GIVEN INSTRUCTION ->
Copy out all lines with the word "контакт" in them.

PROVIDED MATERIAL ->
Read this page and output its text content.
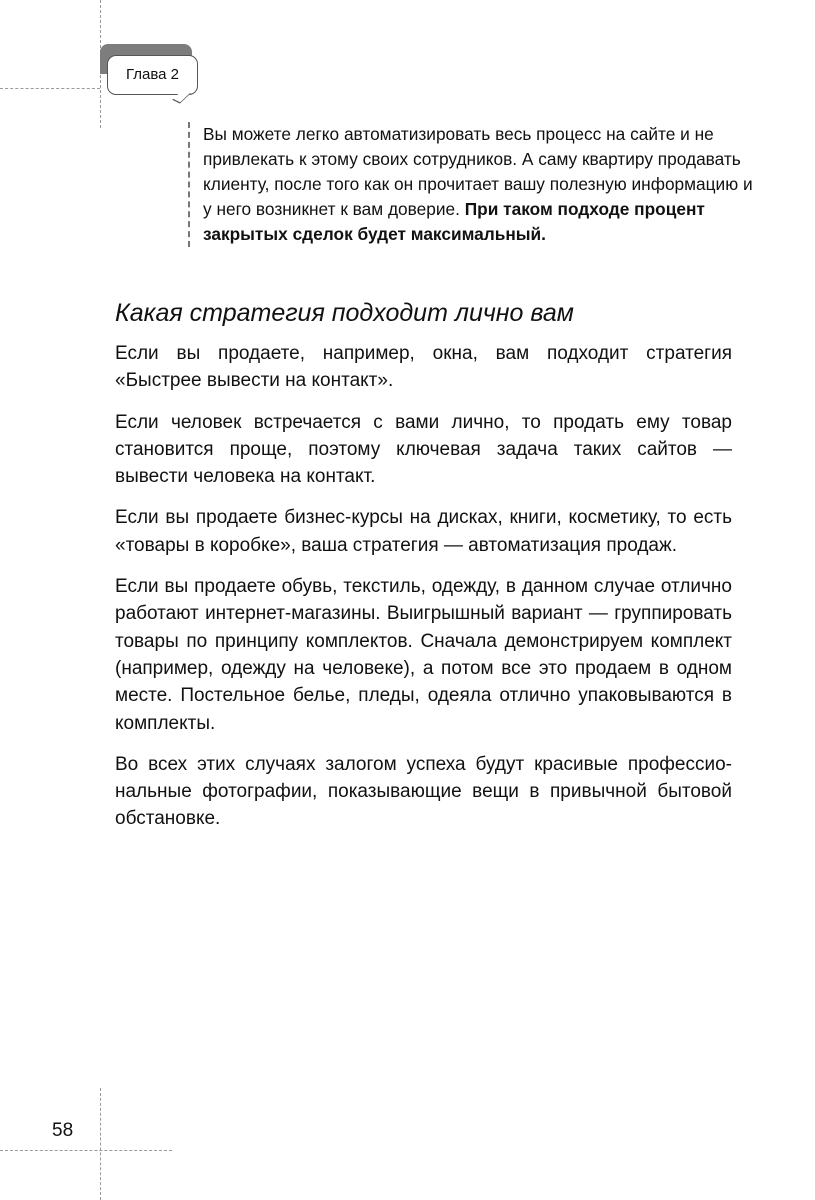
Глава 2
Вы можете легко автоматизировать весь процесс на сайте и не привлекать к этому своих сотрудников. А саму квартиру продавать клиенту, после того как он прочитает вашу полезную информацию и у него возникнет к вам доверие. При таком подходе процент закрытых сделок будет максимальный.
Какая стратегия подходит лично вам

Если вы продаете, например, окна, вам подходит стратегия «Быстрее вывести на контакт».

Если человек встречается с вами лично, то продать ему товар становится проще, поэтому ключевая задача таких сайтов — вывести человека на контакт.

Если вы продаете бизнес-курсы на дисках, книги, косметику, то есть «товары в коробке», ваша стратегия — автоматизация продаж.

Если вы продаете обувь, текстиль, одежду, в данном случае отлично работают интернет-магазины. Выигрышный вариант — группировать товары по принципу комплектов. Сначала демонстрируем комплект (например, одежду на человеке), а потом все это продаем в одном месте. Постельное белье, пледы, одеяла отлично упаковываются в комплекты.

Во всех этих случаях залогом успеха будут красивые профессиональные фотографии, показывающие вещи в привычной бытовой обстановке.

58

WORKED ANSWER ->
Если вы продаете, например, окна, вам подходит стратегия «Быстрее вывести на контакт».
Если человек встречается с вами лично, то продать ему товар становится проще, поэтому ключевая задача таких сайтов — вывести человека на контакт.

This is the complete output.